(Text passage)
----

Open solarssk opened 8 months ago

solarssk commented 8 months ago

Describe the bug The application does not allow you to log in to the Paperless server using the Authentik single sign-on system.

To Reproduce Steps to reproduce the behavior:

  1. Open application
  2. Enter the Paperless https server address
  3. In place of login and password, enter any value
  4. You will receive a login error message

Expected behavior

  1. Entering the address to the Paperless server
  2. The application detects whether the login occurs with local users or whether it is a login from the SSO system
  3. In the case of detection of a single sign-on system, deactivates the password and login entry fields - in this place appears the key "Login via SSO"
  4. Opens an additional window to log in with our identity provider - in this case Authentik,
  5. After successful login, the window closes - and the application allows you to move on to full use.

Environment(please complete the following information):

Additional context is there any possibility or opportunity to change this issue to a feature so that there is a possibility to use it together with SSO?

LeoKlaus commented 8 months ago

Hey Filip, thanks for reaching out.

----

(What is required)
Carry on the issue thread about signing in to the Paperless server through Authentik, starting right after its last sentence.

----

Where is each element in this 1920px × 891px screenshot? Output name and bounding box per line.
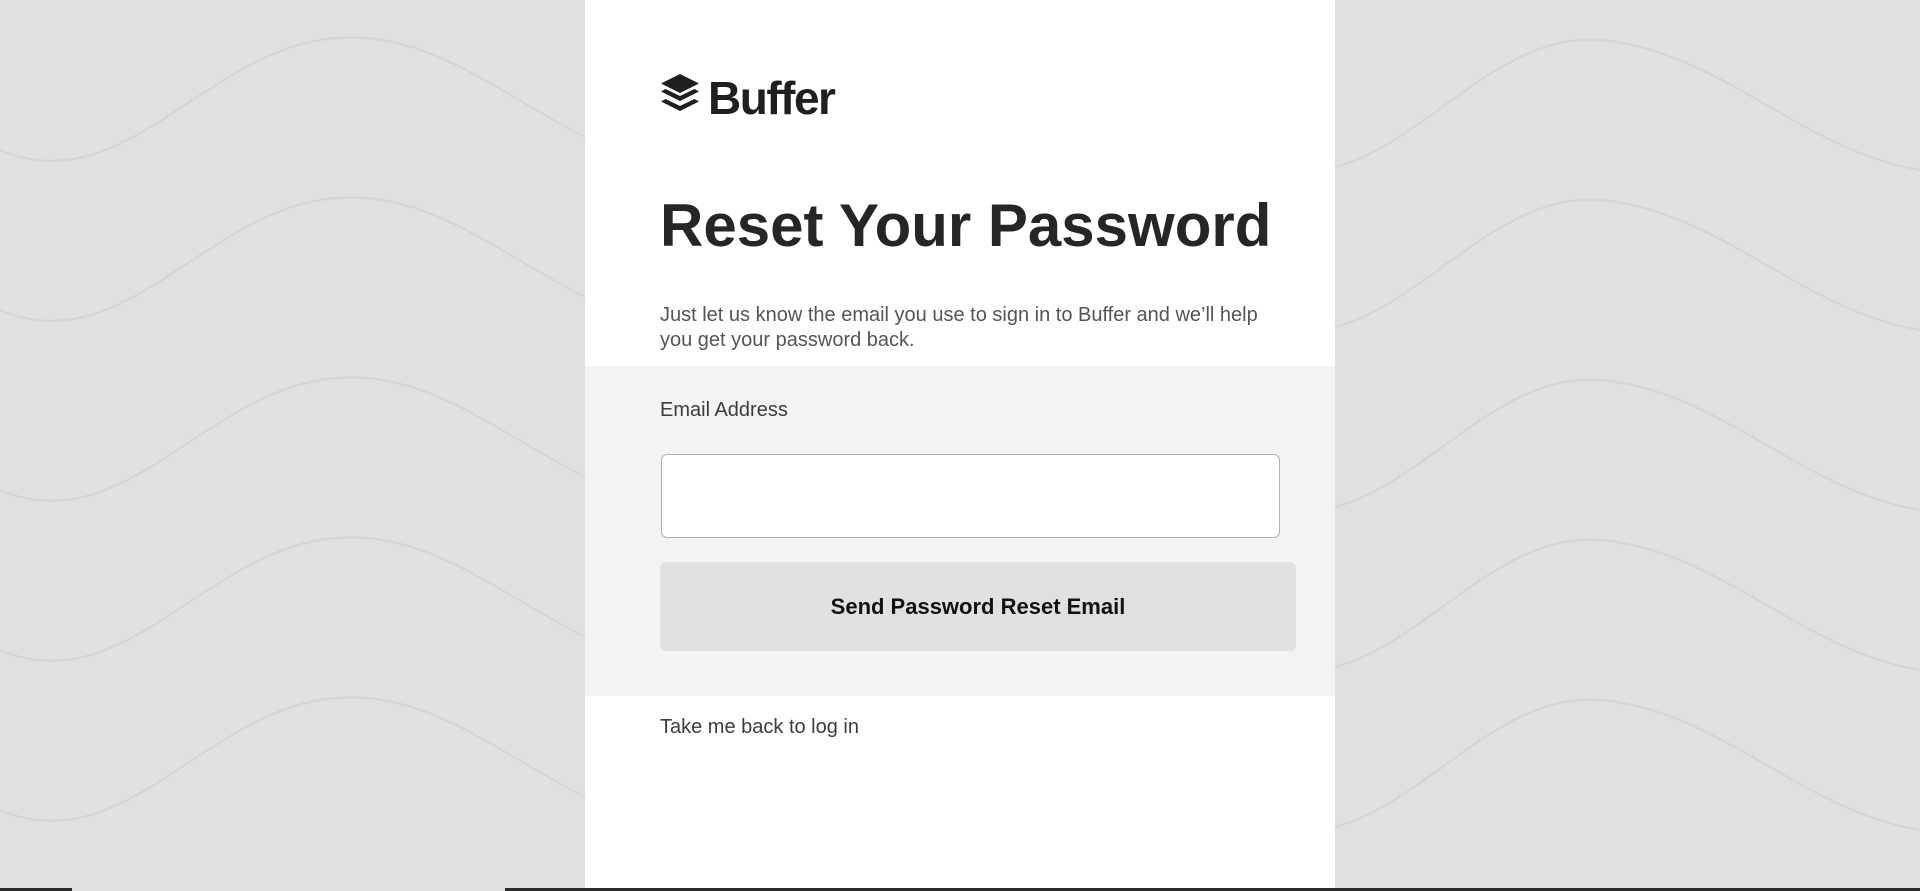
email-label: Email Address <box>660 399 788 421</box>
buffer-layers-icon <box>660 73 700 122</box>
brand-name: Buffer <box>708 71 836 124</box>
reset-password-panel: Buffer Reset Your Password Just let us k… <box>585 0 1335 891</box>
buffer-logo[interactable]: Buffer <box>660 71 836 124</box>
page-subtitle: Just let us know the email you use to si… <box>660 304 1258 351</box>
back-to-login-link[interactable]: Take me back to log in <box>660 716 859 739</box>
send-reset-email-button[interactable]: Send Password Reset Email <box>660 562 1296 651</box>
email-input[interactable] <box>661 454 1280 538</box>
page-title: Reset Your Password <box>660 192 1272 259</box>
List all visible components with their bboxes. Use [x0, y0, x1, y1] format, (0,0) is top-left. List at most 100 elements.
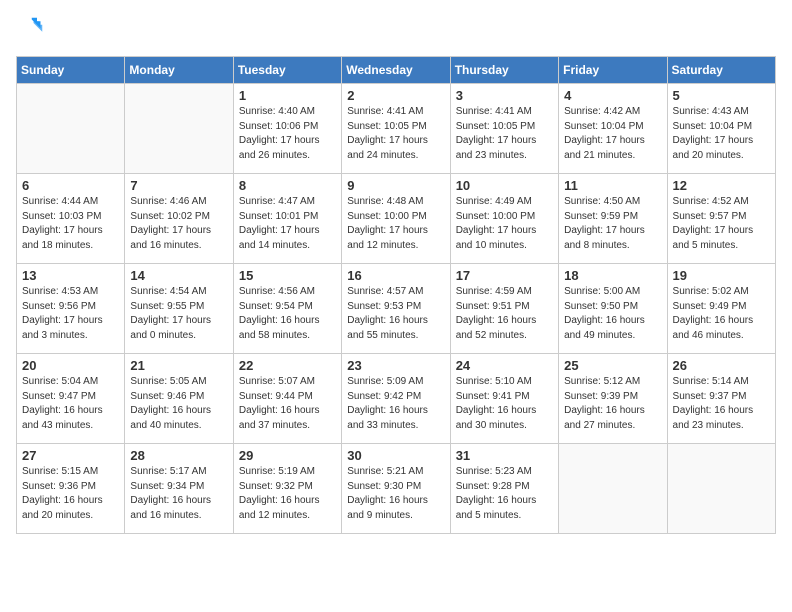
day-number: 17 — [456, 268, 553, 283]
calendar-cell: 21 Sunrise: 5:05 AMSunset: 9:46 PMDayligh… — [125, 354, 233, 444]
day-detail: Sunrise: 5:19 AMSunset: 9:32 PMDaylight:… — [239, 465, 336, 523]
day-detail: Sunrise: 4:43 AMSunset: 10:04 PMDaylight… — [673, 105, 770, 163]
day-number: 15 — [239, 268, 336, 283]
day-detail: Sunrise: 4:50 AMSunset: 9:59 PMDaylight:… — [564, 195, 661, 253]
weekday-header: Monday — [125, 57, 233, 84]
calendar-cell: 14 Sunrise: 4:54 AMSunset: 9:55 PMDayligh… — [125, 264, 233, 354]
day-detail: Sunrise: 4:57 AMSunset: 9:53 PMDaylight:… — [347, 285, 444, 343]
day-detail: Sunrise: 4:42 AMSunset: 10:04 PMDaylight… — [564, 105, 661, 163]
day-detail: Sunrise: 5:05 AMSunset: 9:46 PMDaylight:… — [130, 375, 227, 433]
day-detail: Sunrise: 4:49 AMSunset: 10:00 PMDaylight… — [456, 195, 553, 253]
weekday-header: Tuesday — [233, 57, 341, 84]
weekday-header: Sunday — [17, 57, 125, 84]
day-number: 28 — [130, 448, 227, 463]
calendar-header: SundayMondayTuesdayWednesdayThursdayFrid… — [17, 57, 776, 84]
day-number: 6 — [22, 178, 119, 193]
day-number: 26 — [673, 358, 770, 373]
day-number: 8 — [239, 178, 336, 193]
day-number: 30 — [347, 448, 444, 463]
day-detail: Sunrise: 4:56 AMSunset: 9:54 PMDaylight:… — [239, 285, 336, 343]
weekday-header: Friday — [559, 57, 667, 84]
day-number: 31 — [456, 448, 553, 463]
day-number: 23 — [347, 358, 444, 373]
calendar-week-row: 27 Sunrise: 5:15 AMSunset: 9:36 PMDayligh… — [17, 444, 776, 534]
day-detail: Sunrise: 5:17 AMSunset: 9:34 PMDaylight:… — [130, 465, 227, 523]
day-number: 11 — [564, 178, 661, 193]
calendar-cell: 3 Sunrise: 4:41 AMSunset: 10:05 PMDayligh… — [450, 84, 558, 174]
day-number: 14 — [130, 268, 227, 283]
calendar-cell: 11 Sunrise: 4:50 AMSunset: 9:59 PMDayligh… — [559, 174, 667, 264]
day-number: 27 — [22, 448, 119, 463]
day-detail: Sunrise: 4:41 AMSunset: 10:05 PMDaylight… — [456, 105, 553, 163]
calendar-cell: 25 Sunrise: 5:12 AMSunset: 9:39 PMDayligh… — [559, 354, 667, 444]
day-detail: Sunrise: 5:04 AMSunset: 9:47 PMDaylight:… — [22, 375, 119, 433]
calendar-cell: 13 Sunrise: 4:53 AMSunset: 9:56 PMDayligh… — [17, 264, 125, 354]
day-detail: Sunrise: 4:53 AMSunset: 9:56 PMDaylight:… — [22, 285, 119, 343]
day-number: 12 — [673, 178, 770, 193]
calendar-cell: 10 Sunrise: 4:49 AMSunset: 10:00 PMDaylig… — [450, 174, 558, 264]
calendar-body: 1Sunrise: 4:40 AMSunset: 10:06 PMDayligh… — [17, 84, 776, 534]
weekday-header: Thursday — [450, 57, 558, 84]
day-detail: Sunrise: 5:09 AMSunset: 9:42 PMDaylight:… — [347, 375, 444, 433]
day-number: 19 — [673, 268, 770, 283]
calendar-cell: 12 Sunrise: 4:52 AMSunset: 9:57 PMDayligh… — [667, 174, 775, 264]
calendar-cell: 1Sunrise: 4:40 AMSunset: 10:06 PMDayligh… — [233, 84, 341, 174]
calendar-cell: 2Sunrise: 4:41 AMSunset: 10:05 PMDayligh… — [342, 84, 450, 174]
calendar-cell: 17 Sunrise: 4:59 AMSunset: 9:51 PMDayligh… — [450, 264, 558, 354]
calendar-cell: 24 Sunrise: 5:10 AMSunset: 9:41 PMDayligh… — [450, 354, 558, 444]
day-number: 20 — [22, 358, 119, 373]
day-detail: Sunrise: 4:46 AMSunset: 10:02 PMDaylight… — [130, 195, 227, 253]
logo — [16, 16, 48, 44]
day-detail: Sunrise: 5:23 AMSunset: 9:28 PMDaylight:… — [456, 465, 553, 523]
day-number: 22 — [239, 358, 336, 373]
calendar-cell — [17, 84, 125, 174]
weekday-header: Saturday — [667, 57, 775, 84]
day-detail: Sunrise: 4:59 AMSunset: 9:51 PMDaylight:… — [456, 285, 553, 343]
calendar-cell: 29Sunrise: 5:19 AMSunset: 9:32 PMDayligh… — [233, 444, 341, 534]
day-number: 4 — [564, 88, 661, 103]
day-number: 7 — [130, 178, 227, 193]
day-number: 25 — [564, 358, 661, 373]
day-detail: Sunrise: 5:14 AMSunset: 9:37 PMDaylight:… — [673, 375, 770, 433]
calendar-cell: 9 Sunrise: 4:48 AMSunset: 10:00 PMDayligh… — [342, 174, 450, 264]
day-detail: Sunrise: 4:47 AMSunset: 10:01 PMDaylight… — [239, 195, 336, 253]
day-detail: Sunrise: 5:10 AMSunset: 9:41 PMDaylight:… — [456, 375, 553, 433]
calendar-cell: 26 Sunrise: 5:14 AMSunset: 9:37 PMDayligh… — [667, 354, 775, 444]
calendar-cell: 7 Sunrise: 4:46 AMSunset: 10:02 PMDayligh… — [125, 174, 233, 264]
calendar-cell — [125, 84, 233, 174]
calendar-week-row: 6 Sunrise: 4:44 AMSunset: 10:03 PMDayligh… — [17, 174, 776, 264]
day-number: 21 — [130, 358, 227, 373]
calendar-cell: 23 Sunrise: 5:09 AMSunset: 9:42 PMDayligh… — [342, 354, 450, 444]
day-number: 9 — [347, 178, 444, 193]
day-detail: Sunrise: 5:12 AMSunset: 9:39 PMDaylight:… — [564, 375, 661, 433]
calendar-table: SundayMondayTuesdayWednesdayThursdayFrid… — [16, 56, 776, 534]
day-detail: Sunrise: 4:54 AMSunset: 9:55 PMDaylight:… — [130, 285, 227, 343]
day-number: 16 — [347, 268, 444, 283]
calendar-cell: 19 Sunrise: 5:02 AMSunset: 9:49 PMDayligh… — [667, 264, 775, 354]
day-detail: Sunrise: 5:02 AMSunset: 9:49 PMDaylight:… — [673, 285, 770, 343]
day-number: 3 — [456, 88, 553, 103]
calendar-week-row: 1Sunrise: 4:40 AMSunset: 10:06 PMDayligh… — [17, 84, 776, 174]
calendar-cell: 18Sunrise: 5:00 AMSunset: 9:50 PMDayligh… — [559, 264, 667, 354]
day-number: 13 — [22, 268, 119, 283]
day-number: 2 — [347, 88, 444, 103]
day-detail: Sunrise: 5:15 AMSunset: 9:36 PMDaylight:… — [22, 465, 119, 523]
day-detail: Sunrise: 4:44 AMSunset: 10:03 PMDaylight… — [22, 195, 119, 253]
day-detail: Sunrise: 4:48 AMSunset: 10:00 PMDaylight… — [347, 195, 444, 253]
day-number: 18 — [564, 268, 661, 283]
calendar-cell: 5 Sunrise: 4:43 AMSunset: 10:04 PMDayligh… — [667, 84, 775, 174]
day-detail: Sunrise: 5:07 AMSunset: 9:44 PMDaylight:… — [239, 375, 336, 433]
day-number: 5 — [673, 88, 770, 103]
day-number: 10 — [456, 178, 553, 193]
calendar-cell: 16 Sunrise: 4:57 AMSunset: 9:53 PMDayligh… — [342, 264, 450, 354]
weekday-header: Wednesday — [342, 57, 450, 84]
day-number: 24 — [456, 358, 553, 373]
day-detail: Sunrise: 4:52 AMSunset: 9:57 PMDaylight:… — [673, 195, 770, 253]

----

(Expected answer)
Can you add some detail to how authentication works in your case? AFAIK, there's no official support for SSO with Paperless, so there's not the "one" way in which SSO would work.

Different users will have different setups, even using different proxies, so I don't think there's a way to reliably determine the SSO configuration. A button "Log in with identity provider" is probably not going to work.

Paperparrot already offers to add additional headers with each request. You might be able to use these to authenticate with your proxy.

solarssk commented 8 months ago

Hey Leo - thanks for quick response! iI my configuration the situation is as follows:

I guess that there are many services on the market - the question is whether we are able to adapt in some simple way to the existence of such a way of logging, without the need for various additional headers.

I noticed, of course, a rather interesting problem when discussing contributors to the implementation of oAuth2 - and currently the lack of support for it.

JimTim commented 8 months ago

I using Oauth2-proxy instead of Authentik on my setup before paperless-ngx. At this point, paperparrot no longer works with it.

I found the app Less Paper in the App Store and it seems to at least get the redirect to Google and then display an additional web window where the OAuth2 proxy flow is displayed.

Unfortunately, I haven't gotten any further yet, as my configuration of the OAuth2 proxy is still fresh and Google doesn't yet know my redirect uri.

However, I would then assume that the session cookie, which oauth2-proxy would also store in the browser, would be made known to the app and thus the Oauth2-proxy would be skipped and normal authentication with Paperless would work.

I can send you a corresponding screencast by e-mail.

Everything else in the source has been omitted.